**Task statement:** From the listing below, return each line that includes "FLOW".

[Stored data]
══════════════════════════════

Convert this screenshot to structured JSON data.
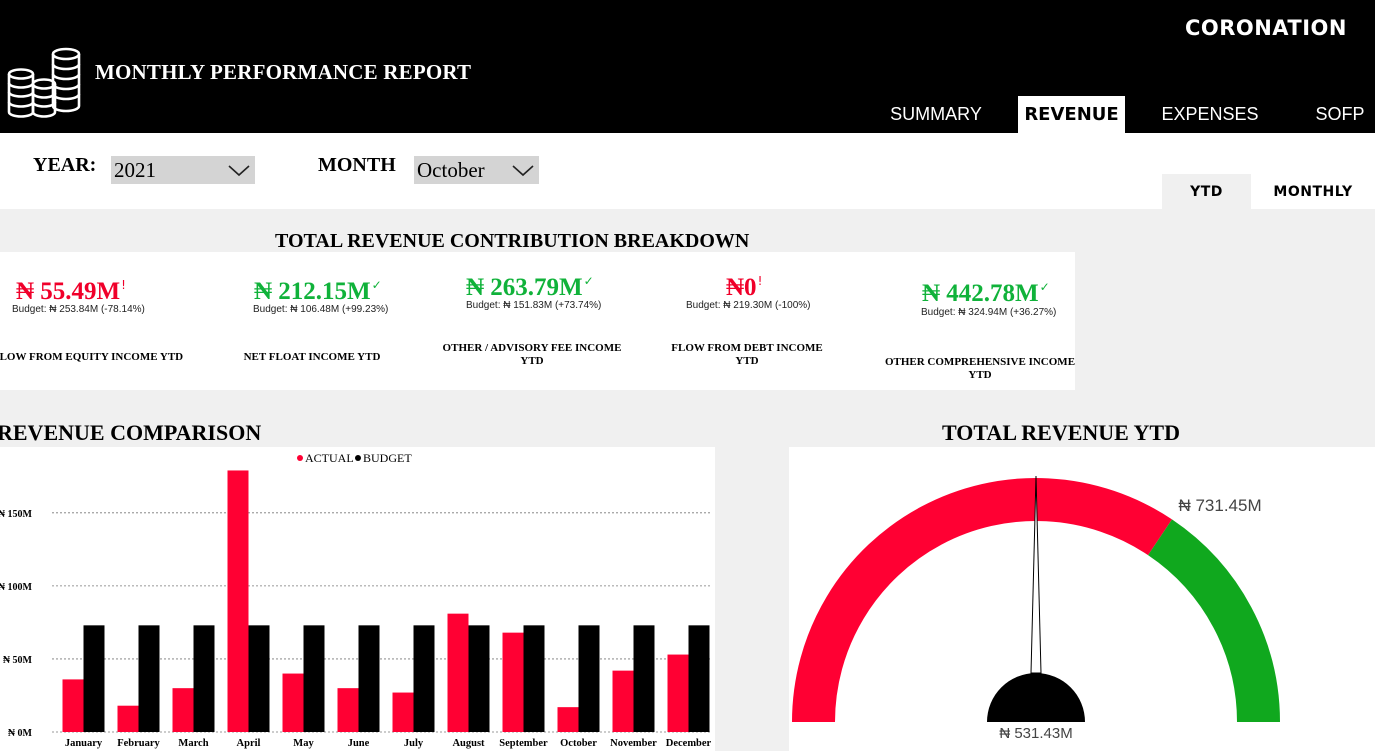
{
  "header": {
    "title": "MONTHLY PERFORMANCE REPORT",
    "brand": "CORONATION",
    "icon": "coins-stack-icon",
    "tabs": [
      {
        "label": "SUMMARY",
        "active": false
      },
      {
        "label": "REVENUE",
        "active": true
      },
      {
        "label": "EXPENSES",
        "active": false
      },
      {
        "label": "SOFP",
        "active": false
      }
    ]
  },
  "filters": {
    "year_label": "YEAR:",
    "year_value": "2021",
    "month_label": "MONTH",
    "month_value": "October",
    "toggle": [
      {
        "label": "YTD",
        "active": false
      },
      {
        "label": "MONTHLY",
        "active": true
      }
    ]
  },
  "breakdown": {
    "title": "TOTAL REVENUE CONTRIBUTION BREAKDOWN",
    "cards": [
      {
        "value": "₦ 55.49M",
        "mark": "!",
        "status": "below",
        "budget": "Budget: ₦ 253.84M (-78.14%)",
        "label": "FLOW FROM EQUITY INCOME YTD"
      },
      {
        "value": "₦ 212.15M",
        "mark": "✓",
        "status": "above",
        "budget": "Budget: ₦ 106.48M (+99.23%)",
        "label": "NET FLOAT INCOME YTD"
      },
      {
        "value": "₦ 263.79M",
        "mark": "✓",
        "status": "above",
        "budget": "Budget: ₦ 151.83M (+73.74%)",
        "label": "OTHER / ADVISORY FEE INCOME YTD"
      },
      {
        "value": "₦0",
        "mark": "!",
        "status": "below",
        "budget": "Budget: ₦ 219.30M (-100%)",
        "label": "FLOW FROM DEBT INCOME YTD"
      },
      {
        "value": "₦ 442.78M",
        "mark": "✓",
        "status": "above",
        "budget": "Budget: ₦ 324.94M (+36.27%)",
        "label": "OTHER COMPREHENSIVE INCOME YTD"
      }
    ]
  },
  "colors": {
    "actual": "#ff0033",
    "budget": "#000000",
    "gauge_red": "#ff0033",
    "gauge_green": "#10a81e",
    "above": "#10b23a",
    "below": "#f0002a"
  },
  "chart_data": [
    {
      "type": "bar",
      "title": "REVENUE COMPARISON",
      "categories": [
        "January",
        "February",
        "March",
        "April",
        "May",
        "June",
        "July",
        "August",
        "September",
        "October",
        "November",
        "December"
      ],
      "series": [
        {
          "name": "ACTUAL",
          "values": [
            36,
            18,
            30,
            179,
            40,
            30,
            27,
            81,
            68,
            17,
            42,
            53
          ]
        },
        {
          "name": "BUDGET",
          "values": [
            73,
            73,
            73,
            73,
            73,
            73,
            73,
            73,
            73,
            73,
            73,
            73
          ]
        }
      ],
      "yticks": [
        0,
        50,
        100,
        150
      ],
      "ytick_labels": [
        "₦ 0M",
        "₦ 50M",
        "₦ 100M",
        "₦ 150M"
      ],
      "ylim": [
        0,
        180
      ],
      "grid": true,
      "legend": "top-center"
    },
    {
      "type": "gauge",
      "title": "TOTAL REVENUE YTD",
      "value": 531.43,
      "value_label": "₦ 531.43M",
      "target": 731.45,
      "target_label": "₦ 731.45M",
      "min": 0,
      "max": 1062.86
    }
  ]
}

══════════════════════════════

**Solution to this exercise:**
        "label": "FLOW FROM EQUITY INCOME YTD"
        "label": "FLOW FROM DEBT INCOME YTD"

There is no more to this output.